*REQUIRED TASK*: Search the data below for "曾道人总部"; list each line that holds it.

Part of a data file
»»
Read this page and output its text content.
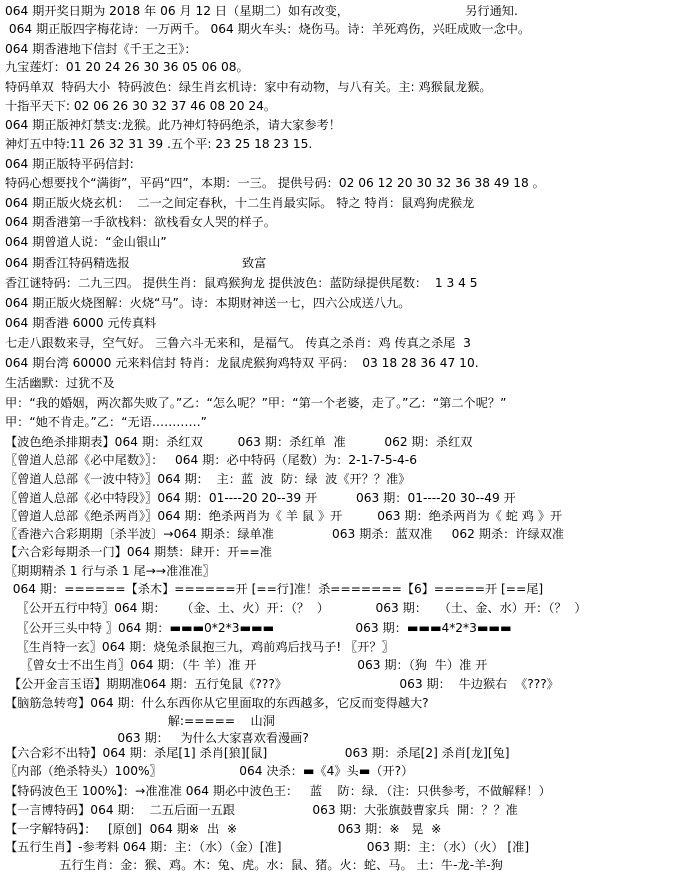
064 期开奖日期为 2018 年 06 月 12 日（星期二）如有改变，                              另行通知.
064 期正版四字梅花诗：一万两千。 064 期火车头：烧伤马。诗：羊死鸡伤，兴旺成败一念中。
064 期香港地下信封《千王之王》：
九宝莲灯：01 20 24 26 30 36 05 06 08。
特码单双  特码大小  特码波色：绿生肖玄机诗：家中有动物，与八有关。主: 鸡猴鼠龙猴。
十指平天下: 02 06 26 30 32 37 46 08 20 24。
064 期正版神灯禁支:龙猴。此乃神灯特码绝杀，请大家参考！
神灯五中特:11 26 32 31 39 .五个平: 23 25 18 23 15.
064 期正版特平码信封:
特码心想要找个“满街”，平码“四”，本期：一三。 提供号码：02 06 12 20 30 32 36 38 49 18 。
064 期正版火烧玄机：  二一之间定春秋，十二生肖最实际。 特之 特肖：鼠鸡狗虎猴龙
064 期香港第一手欲栈料：欲栈看女人哭的样子。
064 期曾道人说：“金山银山”
064 期香江特码精选报                             致富
香江谜特码：二九三四。 提供生肖：鼠鸡猴狗龙 提供波色：蓝防绿提供尾数：  1 3 4 5
064 期正版火烧图解：火烧“马”。诗：本期财神送一七，四六公成送八九。
064 期香港 6000 元传真料
七走八跟数来寻，空气好。 三鲁六斗无来和，是福气。 传真之杀肖：鸡 传真之杀尾  3
064 期台湾 60000 元来料信封 特肖：龙鼠虎猴狗鸡特双 平码：  03 18 28 36 47 10.
生活幽默：过犹不及
甲：“我的婚姻，两次都失败了。”乙：“怎么呢？”甲：“第一个老婆，走了。”乙：“第二个呢？”
甲：“她不肯走。”乙：“无语…………”
【波色绝杀排期表】064 期：杀红双         063 期：杀红单  准          062 期：杀红双
〖曾道人总部《必中尾数》〗：   064 期：必中特码（尾数）为：2-1-7-5-4-6
〖曾道人总部《一波中特》〗064 期：  主：蓝  波  防：绿  波《开？？准》
〖曾道人总部《必中特段》〗064 期：01----20 20--39 开          063 期：01----20 30--49 开
〖曾道人总部《绝杀两肖》〗064 期：绝杀两肖为《 羊 鼠 》开         063 期：绝杀两肖为《 蛇 鸡 》开
〖香港六合彩期期〔杀半波〕→064 期杀：绿单准               063 期杀：蓝双准     062 期杀：许绿双准
【六合彩每期杀一门】064 期禁：肆开：开==准
〖期期精杀 1 行与杀 1 尾→→准准准〗
064 期：======【杀木】======开 [==行]准！杀=======【6】=====开 [==尾]
〖公开五行中特〗064 期：    （金、土、火）开：（？  ）            063 期：   （土、金、水）开：（？  ）
〖公开三头中特 〗064 期：▬▬▬0*2*3▬▬▬                     063 期：▬▬▬4*2*3▬▬▬
〖生肖特一玄〗064 期：烧兔杀鼠抱三九，鸡前鸡后找马子! 〖开？〗
〖曾女士不出生肖〗064 期：（牛 羊）准 开                          063 期：（狗  牛）准 开
【公开金言玉语】期期准064 期：五行兔鼠《???》                             063 期：  牛边猴右  《???》
【脑筋急转弯】064 期：什么东西你从它里面取的东西越多，它反而变得越大?
解:=====    山洞
063 期：   为什么大家喜欢看漫画?
【六合彩不出特】064 期：杀尾[1] 杀肖[狼][鼠]                    063 期：杀尾[2] 杀肖[龙][兔]
〖内部（绝杀特头）100%〗                    064 决杀：▬《4》头▬（开?）
【特码波色王 100%】：→准准准 064 期必中波色王：   蓝    防：绿．（注：只供参考，不做解释！）
【一言博特码】064 期：  二五后面一五跟                    063 期：大张旗鼓曹家兵  開：？？准
【一字解特码】：   [原创]  064 期※  出  ※                          063 期：※   晃  ※
【五行生肖】-参考料 064 期：主：（水）（金）[准]                      063 期：主：（水）（火） [准]
五行生肖：金：猴、鸡。木：兔、虎。水：鼠、猪。火：蛇、马。 土：牛-龙-羊-狗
««
*ANSWER TO THIS EXERCISE*:
〖曾道人总部《必中尾数》〗：   064 期：必中特码（尾数）为：2-1-7-5-4-6
〖曾道人总部《一波中特》〗064 期：  主：蓝  波  防：绿  波《开？？准》
〖曾道人总部《必中特段》〗064 期：01----20 20--39 开          063 期：01----20 30--49 开
〖曾道人总部《绝杀两肖》〗064 期：绝杀两肖为《 羊 鼠 》开         063 期：绝杀两肖为《 蛇 鸡 》开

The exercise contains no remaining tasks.